*INSTRUCTION*
Retype the whole listing below, character for character.

*PROVIDED DATA*
***
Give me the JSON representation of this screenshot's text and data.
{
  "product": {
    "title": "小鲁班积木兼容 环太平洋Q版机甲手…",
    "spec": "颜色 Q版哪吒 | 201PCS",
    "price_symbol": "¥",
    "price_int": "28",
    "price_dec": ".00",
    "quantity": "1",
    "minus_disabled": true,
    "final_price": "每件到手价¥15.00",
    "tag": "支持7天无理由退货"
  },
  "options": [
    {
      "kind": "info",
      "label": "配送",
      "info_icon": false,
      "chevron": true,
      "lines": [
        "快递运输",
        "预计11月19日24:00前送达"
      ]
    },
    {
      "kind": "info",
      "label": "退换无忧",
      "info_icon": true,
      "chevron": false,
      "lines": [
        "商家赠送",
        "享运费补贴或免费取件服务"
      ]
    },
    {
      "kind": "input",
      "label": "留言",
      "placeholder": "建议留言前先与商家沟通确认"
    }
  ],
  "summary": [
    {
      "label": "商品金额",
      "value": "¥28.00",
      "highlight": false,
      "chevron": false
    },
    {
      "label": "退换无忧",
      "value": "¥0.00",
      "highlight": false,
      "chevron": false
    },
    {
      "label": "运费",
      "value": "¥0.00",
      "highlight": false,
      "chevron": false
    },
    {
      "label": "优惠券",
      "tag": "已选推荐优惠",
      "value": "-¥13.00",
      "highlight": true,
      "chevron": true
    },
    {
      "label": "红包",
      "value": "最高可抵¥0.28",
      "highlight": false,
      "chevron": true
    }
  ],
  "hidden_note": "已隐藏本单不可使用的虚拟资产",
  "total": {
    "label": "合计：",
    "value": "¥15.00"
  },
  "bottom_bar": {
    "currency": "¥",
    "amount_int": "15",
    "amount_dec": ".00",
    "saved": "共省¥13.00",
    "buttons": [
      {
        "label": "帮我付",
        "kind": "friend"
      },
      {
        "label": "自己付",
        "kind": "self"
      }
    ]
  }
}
***
*THE COMPLETED TASK*
Give me the JSON representation of this screenshot's text and data.
{
  "product": {
    "title": "小鲁班积木兼容 环太平洋Q版机甲手…",
    "spec": "颜色 Q版哪吒 | 201PCS",
    "price_symbol": "¥",
    "price_int": "28",
    "price_dec": ".00",
    "quantity": "1",
    "minus_disabled": true,
    "final_price": "每件到手价¥15.00",
    "tag": "支持7天无理由退货"
  },
  "options": [
    {
      "kind": "info",
      "label": "配送",
      "info_icon": false,
      "chevron": true,
      "lines": [
        "快递运输",
        "预计11月19日24:00前送达"
      ]
    },
    {
      "kind": "info",
      "label": "退换无忧",
      "info_icon": true,
      "chevron": false,
      "lines": [
        "商家赠送",
        "享运费补贴或免费取件服务"
      ]
    },
    {
      "kind": "input",
      "label": "留言",
      "placeholder": "建议留言前先与商家沟通确认"
    }
  ],
  "summary": [
    {
      "label": "商品金额",
      "value": "¥28.00",
      "highlight": false,
      "chevron": false
    },
    {
      "label": "退换无忧",
      "value": "¥0.00",
      "highlight": false,
      "chevron": false
    },
    {
      "label": "运费",
      "value": "¥0.00",
      "highlight": false,
      "chevron": false
    },
    {
      "label": "优惠券",
      "tag": "已选推荐优惠",
      "value": "-¥13.00",
      "highlight": true,
      "chevron": true
    },
    {
      "label": "红包",
      "value": "最高可抵¥0.28",
      "highlight": false,
      "chevron": true
    }
  ],
  "hidden_note": "已隐藏本单不可使用的虚拟资产",
  "total": {
    "label": "合计：",
    "value": "¥15.00"
  },
  "bottom_bar": {
    "currency": "¥",
    "amount_int": "15",
    "amount_dec": ".00",
    "saved": "共省¥13.00",
    "buttons": [
      {
        "label": "帮我付",
        "kind": "friend"
      },
      {
        "label": "自己付",
        "kind": "self"
      }
    ]
  }
}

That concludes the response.